## Request
Using the hockey article, decide whether each statement agrees with it, answering yes or no and quoting the exact words that decide it. 1. Stamkos is 25 years old. 2. Barkley became a Lightning fan after meeting Cooper at a game. 3. Justin Williams has won the Stanley Cup three times.

## Text provided
%%
On Thursday night, three-time Stanley Cup champion Justin Williams wondered aloud if the Lightning could handle New York’s experience. The man known as Mr. Game 7 had been asked about what it takes to win under this kind of pressure.

“Every team has to learn (to win),” Williams told Sportsnet. “Tampa’s eventually going to — well some teams do it, some teams don’t. Tampa Bay, you never know, right? It could be their time to say ‘this is our time, we’re going to do it, we’re going to learn to win right away, right now, and we’re never going to look back.”‘


The brashness of youth, the collective chip on their shoulder, certainly helped.

Stamkos pointed out on Friday morning that Lundqvist may have had a lot of previous Game 7 success, but he’d never faced the Lighting under those circumstances. These were the words of a man who knows his place in the world — a 25-year-old, seven-year NHL veteran ready for bigger and better challenges.

“I don’t know if a lot of people believed in us, but we believed in ourselves,” said Stamkos. “It’s all that mattered. Maybe a little motivation watching all the (TV) networks talking about how the Rangers were this unbeatable force in Game 7. …

“We believed, and that was huge,” he added. “We’re getting a chance to live out this dream. We deserve it.”

Those words were delivered with the kind of swagger Barkley might appreciate.

The Basketball Hall of Famer says he became a Lightning fan after a chance meeting with Cooper in a hotel bar a couple years ago, and made it clear that he’s all-in on their chase for the Stanley Cup.


“I’ll be there,” said Barkley. “You’ve got my word.”

So will the Tampa Bay Lightning. This should be fun.
%%
## Record excerpts
%%
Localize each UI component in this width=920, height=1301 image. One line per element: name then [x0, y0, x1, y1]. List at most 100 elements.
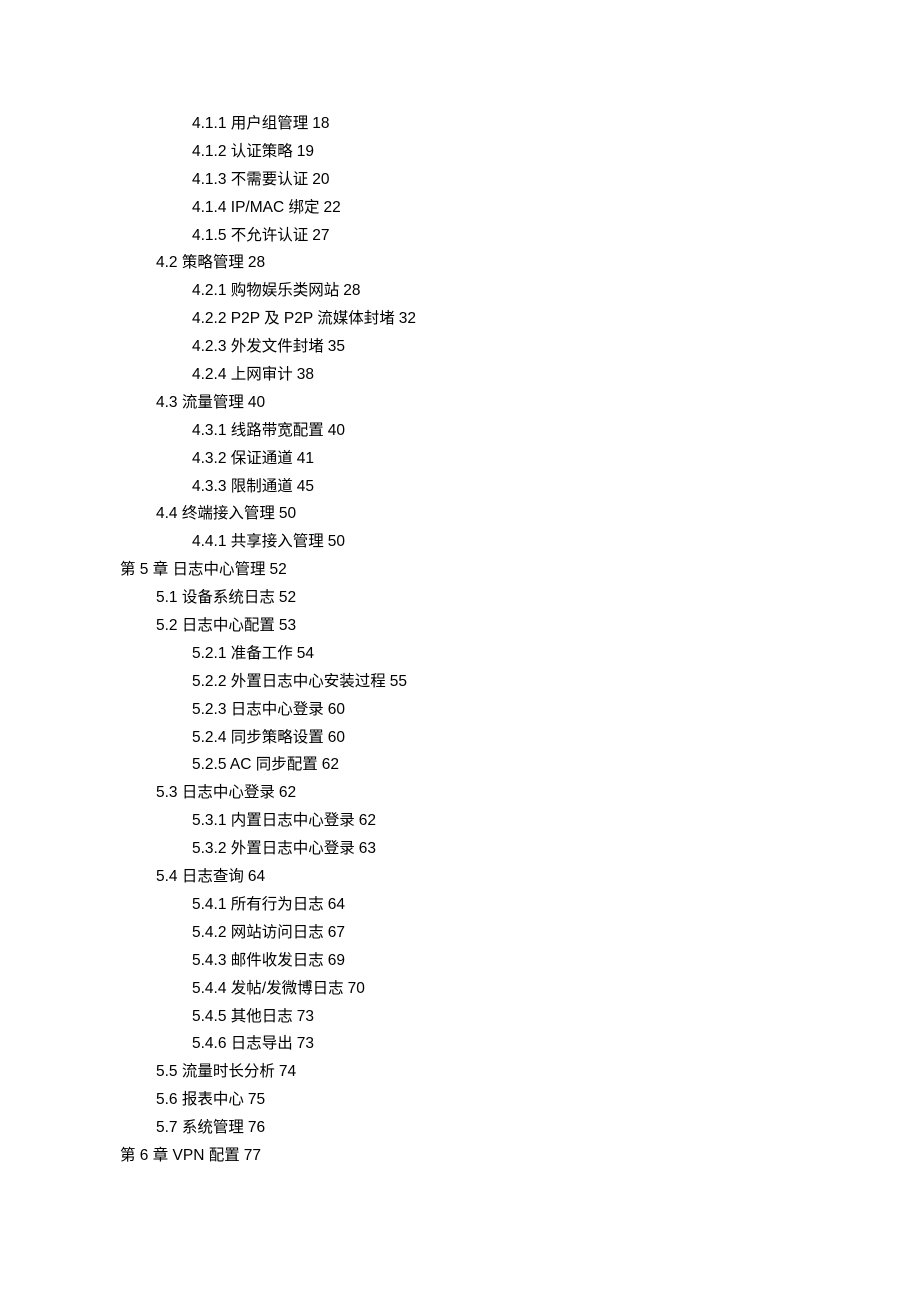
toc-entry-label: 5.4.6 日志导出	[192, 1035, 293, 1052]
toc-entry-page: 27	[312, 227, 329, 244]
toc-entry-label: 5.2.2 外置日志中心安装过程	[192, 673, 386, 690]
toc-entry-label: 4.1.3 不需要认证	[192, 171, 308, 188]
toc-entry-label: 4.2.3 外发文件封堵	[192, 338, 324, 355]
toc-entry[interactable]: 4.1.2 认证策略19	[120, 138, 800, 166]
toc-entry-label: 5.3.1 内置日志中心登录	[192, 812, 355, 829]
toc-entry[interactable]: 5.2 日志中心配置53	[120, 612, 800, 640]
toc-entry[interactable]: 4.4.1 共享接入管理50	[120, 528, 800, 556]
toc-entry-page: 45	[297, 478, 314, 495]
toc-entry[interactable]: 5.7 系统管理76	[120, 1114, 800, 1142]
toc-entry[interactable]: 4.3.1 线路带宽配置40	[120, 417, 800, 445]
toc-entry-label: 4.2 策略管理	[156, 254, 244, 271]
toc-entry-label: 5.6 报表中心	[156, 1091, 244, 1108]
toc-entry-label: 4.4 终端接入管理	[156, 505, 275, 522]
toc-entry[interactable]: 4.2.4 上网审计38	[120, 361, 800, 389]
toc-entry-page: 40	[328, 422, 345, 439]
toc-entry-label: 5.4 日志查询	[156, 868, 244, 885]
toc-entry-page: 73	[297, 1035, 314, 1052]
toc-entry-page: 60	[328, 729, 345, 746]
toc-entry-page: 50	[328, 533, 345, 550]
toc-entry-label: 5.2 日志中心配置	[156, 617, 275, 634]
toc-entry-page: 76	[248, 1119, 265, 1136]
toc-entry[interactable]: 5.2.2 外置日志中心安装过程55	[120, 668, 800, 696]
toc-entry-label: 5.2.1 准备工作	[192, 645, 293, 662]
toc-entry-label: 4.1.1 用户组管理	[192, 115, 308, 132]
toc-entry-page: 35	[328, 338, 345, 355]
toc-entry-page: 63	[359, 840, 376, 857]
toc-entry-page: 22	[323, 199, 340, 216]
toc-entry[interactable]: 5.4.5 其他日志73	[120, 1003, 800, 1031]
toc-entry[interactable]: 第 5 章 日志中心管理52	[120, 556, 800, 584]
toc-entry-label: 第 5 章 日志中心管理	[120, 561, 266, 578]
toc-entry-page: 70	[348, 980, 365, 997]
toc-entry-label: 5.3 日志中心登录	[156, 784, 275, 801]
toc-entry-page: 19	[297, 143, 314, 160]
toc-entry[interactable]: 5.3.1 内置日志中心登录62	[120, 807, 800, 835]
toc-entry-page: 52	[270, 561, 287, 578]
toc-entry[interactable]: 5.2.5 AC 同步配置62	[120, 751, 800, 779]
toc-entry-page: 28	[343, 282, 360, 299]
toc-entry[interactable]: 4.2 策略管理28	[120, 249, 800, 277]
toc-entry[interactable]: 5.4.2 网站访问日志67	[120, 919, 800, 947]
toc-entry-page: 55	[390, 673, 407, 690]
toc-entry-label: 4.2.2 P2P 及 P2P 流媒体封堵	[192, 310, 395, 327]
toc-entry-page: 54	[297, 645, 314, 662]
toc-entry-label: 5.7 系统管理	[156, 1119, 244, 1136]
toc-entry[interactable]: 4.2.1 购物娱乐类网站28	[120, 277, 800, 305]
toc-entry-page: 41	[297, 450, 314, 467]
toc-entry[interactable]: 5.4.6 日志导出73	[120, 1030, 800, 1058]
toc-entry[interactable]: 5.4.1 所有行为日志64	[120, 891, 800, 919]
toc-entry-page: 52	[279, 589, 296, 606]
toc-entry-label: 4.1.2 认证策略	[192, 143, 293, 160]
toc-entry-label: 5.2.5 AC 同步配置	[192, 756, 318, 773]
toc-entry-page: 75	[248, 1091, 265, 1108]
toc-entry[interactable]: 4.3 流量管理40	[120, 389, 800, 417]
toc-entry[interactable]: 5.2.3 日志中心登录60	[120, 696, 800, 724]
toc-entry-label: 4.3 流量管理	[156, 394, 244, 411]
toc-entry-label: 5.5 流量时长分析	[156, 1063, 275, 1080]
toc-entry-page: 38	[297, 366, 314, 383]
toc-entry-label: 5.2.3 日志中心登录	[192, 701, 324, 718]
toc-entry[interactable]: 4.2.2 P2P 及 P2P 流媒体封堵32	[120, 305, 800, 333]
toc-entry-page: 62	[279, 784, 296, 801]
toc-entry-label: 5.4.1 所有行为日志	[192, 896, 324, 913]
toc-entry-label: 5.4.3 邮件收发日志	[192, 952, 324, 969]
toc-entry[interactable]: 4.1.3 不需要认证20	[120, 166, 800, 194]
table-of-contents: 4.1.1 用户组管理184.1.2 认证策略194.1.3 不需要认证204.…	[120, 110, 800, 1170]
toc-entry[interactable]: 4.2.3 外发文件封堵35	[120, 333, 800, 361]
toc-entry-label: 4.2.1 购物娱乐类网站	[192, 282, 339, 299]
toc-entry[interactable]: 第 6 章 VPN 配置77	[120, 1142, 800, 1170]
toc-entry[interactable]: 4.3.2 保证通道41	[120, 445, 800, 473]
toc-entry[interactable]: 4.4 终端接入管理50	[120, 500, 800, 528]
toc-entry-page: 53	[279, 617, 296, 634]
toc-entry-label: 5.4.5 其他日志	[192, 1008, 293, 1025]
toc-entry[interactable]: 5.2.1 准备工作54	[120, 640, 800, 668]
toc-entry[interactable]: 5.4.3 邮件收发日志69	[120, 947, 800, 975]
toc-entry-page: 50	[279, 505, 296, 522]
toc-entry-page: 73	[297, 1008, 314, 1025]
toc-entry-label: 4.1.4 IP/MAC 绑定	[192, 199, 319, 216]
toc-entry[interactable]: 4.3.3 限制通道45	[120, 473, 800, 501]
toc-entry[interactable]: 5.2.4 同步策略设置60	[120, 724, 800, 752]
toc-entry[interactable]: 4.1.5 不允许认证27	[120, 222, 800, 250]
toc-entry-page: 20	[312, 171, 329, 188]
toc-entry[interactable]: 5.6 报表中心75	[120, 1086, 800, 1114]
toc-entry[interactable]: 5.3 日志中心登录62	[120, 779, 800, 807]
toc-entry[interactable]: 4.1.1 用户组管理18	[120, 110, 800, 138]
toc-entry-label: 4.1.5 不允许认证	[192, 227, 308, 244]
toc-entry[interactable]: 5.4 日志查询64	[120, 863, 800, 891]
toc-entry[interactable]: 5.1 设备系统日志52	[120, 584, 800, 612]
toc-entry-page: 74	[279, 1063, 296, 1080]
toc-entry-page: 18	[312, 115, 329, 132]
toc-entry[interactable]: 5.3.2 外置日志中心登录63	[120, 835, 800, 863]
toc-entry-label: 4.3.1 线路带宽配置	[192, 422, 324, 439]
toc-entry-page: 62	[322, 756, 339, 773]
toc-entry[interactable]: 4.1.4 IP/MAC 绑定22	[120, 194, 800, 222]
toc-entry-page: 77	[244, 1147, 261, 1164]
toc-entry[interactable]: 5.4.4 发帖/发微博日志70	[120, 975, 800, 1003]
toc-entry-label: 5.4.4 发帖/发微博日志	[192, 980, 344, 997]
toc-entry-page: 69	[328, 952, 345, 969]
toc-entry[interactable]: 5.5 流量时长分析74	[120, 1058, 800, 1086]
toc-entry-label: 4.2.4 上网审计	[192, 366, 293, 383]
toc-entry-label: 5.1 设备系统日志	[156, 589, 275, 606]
%%
## Exercise result
1. Yes: "a 25-year-old, seven-year NHL veteran"
2. No: "after a chance meeting with Cooper in a hotel bar a couple years ago"
3. Yes: "three-time Stanley Cup champion Justin Williams"